## Document excerpt
------------------------------------------------------------

Summer Issue of Green Mountain News
The Green Response
DNC Continues Its Failed Experiment
July 31, 2023 — By Denise Binion, Mountain Party Chair
DNC Chair, Jaime Harrison, recently attempted to undermine Dr. Cornel West’s “third party” run for President, stating that “this is not the time in order to experiment.” Harrison, head of one of the oldest political parties in the world, conveniently ignores the ongoing 235 year experiment of the American political system. This is the two-party system, which is arguably the greatest failure the United States has still yet to resolve.
One has to wonder why the two major parties believe that people have no right to more than two choices in any general election? The answer is simple, and it should come as no surprise given these are the parties of Wall Street not Main Street. By design, the two-party system aims to maintain the status quo of capitalism and the interests of the ultra rich. This system creates the illusion of choice, where the parties do not significantly differ on many of the life and death issues facing working class Americans (See Mountain Party Legislative Report). In an exaggerated and overdone fashion, each party routinely blames each other for America’s problems, while both parties are in fact the problem. This is why nothing ever seems to get done for the people.
The primary target of the Democrats’ fear-mongering propaganda is being used to malign the West campaign and the Greens, painting them as spoilers to an already spoiled, dysfunctional political system. Not only do they ignore the data, such as 2016 exit polling that effectively debunked the spoiler theory, many Democrats are amazingly omitting from this conversation that their very own Senator Joe Manchin is considering his own third party run for 2024.
Election after election, WV Democratic Party operatives repeatedly vilify WV Mountain Party/Green candidates using the same tired rhetoric, even telling candidates they have no right to run. They peddle the same old misconceptions that Mountain/Green candidates take votes away from Democrats or blame them for losses in their own poorly run campaigns and unlikeable candidates.
Giving voters personal choice is an inherent part of democracy. Why is it that Democrats, many who advocate so loudly for a woman’s right to choose, don’t accept that voters have a right to choose as well?
Dr. Cornel West's campaign gathers steam for a people-powered political rebellion
July 5, 2023 Cornel West Press Release - Distributed For Informational Purposes Only.
West is seeking the nomination of the Green Party in its contested primary process.
Dr. Cornel West’s campaign completes the transition to Green Party, gathering steam for a people-powered political rebellion.

------------------------------------------------------------

## Raw data
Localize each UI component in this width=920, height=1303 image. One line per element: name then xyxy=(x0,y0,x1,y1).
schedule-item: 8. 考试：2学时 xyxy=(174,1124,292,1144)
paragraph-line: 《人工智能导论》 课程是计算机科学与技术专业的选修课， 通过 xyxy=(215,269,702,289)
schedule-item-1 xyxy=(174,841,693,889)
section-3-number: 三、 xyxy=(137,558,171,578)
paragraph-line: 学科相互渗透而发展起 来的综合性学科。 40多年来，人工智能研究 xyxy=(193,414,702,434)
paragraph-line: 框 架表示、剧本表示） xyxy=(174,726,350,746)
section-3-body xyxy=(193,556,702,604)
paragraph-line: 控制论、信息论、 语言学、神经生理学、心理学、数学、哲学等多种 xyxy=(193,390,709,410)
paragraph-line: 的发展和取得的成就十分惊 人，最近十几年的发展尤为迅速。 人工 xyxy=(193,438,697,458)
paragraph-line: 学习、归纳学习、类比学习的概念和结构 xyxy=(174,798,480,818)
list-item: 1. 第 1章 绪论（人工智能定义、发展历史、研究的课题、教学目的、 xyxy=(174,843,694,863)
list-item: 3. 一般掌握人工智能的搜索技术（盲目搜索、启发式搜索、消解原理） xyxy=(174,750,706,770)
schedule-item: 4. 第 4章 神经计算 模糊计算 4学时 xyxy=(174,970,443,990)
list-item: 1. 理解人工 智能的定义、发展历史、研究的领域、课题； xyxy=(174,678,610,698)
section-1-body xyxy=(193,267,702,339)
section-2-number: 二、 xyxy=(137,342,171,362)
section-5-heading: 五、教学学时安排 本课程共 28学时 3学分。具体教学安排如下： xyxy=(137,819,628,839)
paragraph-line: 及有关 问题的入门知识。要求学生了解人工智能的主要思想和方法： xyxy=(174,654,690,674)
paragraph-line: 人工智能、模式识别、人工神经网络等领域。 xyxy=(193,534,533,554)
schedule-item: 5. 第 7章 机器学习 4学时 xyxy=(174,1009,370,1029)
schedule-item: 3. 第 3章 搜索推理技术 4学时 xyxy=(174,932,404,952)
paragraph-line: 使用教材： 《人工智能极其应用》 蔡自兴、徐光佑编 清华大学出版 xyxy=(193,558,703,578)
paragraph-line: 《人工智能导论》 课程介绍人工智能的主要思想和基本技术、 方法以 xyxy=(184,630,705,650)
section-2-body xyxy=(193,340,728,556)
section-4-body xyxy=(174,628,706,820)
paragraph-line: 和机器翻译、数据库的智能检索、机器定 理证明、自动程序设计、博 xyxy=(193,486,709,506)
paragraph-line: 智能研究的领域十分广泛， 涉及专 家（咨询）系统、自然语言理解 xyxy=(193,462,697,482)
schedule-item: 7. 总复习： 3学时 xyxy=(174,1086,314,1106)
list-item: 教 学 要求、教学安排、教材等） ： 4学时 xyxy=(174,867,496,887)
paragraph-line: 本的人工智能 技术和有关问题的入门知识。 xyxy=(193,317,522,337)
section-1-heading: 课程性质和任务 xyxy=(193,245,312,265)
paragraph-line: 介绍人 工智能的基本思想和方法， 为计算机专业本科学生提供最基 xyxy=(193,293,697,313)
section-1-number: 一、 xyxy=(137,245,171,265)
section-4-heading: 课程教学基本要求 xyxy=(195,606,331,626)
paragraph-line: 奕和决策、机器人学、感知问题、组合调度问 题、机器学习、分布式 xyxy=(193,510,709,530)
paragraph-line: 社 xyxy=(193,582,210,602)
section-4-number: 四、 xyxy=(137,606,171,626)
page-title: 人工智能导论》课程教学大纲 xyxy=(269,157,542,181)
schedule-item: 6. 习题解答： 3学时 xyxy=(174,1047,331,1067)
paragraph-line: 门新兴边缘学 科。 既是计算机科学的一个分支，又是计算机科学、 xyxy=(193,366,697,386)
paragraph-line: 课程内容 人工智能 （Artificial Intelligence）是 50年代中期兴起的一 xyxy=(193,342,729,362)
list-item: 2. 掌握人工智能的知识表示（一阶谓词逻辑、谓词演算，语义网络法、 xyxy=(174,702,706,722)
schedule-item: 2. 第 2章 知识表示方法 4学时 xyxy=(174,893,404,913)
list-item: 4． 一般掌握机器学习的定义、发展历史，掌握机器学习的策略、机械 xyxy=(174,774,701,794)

------------------------------------------------------------

## Problem details
Translate this sentence from the newsletter piece about the two-party system into Spanish: "Giving voters personal choice is an inherent part of democracy."

## Exercise solution
Dar a los votantes la posibilidad de elegir personalmente es una parte inherente de la democracia.